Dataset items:

※

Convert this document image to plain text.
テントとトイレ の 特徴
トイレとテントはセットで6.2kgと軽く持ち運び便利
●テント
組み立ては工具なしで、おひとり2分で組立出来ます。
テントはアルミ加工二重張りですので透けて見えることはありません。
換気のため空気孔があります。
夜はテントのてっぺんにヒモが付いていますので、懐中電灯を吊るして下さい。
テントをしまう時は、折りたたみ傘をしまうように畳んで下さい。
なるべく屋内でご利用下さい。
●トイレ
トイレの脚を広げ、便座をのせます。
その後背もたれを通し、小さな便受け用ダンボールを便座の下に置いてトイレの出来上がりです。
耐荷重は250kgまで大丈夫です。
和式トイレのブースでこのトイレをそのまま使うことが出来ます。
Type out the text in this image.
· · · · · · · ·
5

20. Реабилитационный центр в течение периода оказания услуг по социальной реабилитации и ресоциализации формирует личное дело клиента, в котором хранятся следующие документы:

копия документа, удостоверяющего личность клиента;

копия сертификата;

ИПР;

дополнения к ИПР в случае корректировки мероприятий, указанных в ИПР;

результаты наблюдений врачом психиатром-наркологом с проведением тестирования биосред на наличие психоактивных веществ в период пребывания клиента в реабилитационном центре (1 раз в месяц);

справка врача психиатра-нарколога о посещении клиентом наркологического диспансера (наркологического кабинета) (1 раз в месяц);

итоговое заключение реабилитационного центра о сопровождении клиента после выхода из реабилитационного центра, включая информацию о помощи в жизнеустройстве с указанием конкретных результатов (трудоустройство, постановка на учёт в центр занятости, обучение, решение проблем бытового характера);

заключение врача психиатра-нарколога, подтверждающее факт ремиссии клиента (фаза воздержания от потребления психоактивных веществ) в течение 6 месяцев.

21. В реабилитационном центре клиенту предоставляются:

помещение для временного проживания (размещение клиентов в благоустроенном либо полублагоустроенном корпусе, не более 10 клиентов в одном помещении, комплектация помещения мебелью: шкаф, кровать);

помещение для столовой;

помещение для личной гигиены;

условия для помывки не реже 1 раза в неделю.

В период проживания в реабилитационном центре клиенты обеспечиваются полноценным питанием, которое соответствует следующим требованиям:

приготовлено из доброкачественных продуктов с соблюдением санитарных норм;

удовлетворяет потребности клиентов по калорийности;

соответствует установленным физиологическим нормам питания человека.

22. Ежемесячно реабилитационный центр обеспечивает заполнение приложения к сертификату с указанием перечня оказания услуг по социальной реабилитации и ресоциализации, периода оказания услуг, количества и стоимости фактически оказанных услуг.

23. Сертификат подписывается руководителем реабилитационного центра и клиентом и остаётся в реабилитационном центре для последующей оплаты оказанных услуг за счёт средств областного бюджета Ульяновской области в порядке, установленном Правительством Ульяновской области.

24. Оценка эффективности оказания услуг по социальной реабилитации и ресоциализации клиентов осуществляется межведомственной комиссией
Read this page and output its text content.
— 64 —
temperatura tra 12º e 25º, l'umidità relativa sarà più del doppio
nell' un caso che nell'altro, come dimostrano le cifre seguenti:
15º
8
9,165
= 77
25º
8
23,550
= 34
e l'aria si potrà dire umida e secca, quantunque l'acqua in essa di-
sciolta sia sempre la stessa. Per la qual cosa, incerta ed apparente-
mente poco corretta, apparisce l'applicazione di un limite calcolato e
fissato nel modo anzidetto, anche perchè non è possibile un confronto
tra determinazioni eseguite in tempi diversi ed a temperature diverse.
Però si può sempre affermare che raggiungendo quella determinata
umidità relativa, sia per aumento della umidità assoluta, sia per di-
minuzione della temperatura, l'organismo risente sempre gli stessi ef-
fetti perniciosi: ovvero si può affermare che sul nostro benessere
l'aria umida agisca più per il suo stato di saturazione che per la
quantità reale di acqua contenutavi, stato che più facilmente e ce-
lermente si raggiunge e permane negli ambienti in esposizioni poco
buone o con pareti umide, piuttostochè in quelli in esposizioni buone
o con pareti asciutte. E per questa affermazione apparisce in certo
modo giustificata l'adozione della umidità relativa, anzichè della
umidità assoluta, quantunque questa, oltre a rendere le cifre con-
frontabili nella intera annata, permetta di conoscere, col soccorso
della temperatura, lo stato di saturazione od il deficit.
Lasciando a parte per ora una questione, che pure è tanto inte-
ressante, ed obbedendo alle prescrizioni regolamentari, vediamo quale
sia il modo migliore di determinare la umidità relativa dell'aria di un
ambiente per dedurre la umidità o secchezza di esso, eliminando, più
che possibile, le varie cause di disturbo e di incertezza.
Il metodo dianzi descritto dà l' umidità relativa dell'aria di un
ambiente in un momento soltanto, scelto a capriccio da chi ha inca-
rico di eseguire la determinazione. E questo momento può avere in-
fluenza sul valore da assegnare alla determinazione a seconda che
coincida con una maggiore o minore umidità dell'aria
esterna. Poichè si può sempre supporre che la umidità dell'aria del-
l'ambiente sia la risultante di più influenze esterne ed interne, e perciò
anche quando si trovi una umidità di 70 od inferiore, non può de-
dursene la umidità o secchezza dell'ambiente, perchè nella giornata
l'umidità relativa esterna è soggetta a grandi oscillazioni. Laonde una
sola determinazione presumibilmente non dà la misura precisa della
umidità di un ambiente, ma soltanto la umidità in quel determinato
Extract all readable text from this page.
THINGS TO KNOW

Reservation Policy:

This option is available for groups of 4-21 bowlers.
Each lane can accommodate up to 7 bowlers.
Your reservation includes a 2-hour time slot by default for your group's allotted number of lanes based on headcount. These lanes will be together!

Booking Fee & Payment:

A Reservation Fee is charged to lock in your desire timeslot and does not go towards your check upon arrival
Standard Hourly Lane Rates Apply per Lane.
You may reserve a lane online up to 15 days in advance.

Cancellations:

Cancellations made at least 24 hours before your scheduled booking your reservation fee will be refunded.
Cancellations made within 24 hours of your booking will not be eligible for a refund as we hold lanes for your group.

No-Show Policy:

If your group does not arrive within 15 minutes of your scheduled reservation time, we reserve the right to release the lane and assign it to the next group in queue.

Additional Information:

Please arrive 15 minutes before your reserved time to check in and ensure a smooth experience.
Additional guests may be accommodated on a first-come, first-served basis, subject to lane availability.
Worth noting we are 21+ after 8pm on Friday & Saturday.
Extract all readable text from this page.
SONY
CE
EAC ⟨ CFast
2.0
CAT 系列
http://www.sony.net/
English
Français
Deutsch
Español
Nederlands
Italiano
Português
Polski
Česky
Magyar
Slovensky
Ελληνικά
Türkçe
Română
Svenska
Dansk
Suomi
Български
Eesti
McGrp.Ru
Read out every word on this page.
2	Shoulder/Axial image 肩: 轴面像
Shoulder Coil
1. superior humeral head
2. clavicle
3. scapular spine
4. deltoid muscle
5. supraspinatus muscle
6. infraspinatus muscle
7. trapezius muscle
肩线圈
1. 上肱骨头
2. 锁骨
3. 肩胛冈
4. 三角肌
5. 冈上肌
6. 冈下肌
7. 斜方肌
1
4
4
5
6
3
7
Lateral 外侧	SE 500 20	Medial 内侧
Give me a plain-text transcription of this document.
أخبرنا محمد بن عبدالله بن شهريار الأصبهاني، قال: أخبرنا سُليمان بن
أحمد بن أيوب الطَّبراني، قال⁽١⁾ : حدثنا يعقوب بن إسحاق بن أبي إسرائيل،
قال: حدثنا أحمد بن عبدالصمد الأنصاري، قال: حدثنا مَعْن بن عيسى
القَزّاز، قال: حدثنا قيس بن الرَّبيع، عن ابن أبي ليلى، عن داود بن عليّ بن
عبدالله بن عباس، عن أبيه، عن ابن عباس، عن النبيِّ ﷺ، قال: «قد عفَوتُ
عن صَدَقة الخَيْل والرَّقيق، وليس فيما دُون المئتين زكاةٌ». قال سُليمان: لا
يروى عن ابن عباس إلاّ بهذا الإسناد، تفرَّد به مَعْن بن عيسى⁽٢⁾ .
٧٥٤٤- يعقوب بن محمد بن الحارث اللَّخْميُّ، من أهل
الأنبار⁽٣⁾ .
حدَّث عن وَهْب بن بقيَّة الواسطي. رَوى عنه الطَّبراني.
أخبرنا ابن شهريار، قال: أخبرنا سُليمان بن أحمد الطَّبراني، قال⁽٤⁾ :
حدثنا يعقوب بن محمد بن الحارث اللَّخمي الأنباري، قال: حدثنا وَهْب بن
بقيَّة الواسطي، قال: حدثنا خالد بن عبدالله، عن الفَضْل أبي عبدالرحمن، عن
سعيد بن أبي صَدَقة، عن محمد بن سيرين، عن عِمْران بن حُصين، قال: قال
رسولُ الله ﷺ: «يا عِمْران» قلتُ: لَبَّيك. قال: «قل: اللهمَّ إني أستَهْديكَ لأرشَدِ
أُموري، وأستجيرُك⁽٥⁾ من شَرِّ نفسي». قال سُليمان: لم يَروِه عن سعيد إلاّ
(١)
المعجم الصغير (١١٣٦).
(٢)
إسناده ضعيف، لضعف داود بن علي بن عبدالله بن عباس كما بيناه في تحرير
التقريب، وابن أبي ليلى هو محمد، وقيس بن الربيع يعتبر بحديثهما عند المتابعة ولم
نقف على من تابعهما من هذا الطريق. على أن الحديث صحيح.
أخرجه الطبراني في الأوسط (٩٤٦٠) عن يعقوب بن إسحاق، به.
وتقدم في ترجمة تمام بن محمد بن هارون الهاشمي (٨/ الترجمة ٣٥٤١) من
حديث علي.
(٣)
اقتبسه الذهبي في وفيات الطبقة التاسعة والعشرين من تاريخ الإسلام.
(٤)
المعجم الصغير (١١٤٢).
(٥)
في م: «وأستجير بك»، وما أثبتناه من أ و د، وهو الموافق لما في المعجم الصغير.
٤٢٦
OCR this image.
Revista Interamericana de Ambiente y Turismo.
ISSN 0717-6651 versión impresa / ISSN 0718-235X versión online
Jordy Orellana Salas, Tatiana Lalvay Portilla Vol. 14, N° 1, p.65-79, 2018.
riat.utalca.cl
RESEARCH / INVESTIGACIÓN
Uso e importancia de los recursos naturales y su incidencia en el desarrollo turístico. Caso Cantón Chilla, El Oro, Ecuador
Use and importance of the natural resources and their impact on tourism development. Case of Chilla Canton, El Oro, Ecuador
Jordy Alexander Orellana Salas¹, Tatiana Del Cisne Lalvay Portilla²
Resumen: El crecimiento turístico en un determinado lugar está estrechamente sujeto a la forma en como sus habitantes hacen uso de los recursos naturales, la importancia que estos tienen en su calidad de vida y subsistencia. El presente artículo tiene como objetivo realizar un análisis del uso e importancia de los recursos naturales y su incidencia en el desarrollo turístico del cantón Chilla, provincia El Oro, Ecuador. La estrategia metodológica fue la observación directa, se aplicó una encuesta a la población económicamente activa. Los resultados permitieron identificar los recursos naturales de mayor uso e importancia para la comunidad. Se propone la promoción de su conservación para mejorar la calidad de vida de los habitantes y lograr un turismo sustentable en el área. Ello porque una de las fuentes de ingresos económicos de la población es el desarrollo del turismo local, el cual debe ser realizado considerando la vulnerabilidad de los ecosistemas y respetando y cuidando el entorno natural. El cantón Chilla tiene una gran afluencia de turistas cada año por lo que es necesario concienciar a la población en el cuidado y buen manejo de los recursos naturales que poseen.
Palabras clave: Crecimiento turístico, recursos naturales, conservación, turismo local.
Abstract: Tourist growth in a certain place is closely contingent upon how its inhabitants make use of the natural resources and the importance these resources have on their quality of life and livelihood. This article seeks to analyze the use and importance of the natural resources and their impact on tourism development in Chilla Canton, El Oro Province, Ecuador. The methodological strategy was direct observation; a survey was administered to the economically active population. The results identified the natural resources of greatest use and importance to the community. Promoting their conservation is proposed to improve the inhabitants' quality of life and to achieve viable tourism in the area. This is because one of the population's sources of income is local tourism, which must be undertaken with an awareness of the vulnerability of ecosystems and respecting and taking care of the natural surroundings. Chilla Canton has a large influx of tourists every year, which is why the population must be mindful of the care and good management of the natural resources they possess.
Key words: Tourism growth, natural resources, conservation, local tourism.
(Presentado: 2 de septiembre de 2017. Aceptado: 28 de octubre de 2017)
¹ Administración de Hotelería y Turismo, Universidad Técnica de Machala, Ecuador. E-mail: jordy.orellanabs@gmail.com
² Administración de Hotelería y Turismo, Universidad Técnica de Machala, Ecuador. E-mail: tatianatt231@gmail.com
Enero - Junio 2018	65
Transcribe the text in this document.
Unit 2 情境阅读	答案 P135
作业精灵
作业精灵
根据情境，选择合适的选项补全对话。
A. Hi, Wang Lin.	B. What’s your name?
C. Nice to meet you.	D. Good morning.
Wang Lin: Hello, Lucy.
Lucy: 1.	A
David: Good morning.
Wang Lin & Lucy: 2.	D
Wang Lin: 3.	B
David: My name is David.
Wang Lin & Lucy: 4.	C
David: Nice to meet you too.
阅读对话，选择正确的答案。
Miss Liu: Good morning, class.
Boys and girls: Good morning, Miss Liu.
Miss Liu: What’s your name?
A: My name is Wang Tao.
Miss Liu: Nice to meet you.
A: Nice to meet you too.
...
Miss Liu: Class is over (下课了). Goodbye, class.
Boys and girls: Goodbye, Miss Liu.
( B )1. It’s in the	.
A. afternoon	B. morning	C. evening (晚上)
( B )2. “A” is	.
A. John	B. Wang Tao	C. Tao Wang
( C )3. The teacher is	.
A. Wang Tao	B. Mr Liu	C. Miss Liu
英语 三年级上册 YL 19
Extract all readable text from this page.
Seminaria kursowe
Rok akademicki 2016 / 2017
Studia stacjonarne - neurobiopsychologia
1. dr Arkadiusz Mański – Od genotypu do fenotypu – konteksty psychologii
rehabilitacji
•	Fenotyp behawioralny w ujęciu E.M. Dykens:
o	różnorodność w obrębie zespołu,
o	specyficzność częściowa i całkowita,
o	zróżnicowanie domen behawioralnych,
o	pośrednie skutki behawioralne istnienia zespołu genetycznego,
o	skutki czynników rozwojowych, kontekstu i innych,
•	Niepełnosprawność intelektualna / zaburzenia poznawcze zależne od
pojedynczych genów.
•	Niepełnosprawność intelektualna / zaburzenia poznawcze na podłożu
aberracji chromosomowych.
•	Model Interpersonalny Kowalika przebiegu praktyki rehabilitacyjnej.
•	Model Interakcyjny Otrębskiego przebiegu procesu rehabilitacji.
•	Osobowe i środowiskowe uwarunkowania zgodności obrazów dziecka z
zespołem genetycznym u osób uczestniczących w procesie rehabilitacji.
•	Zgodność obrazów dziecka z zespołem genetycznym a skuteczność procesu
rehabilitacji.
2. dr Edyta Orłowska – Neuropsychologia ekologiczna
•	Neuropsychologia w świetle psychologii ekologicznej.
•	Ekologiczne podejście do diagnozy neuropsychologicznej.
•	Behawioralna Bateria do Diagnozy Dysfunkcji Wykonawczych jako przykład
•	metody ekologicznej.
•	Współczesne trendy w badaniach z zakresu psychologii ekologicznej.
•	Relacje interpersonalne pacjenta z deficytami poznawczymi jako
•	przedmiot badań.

※

**YOUR INSTRUCTIONS**
Pick out the lines containing the string "соответствует".

**ANSWER TO THIS PROBLEM**
В период проживания в реабилитационном центре клиенты обеспечиваются полноценным питанием, которое соответствует следующим требованиям:
соответствует установленным физиологическим нормам питания человека.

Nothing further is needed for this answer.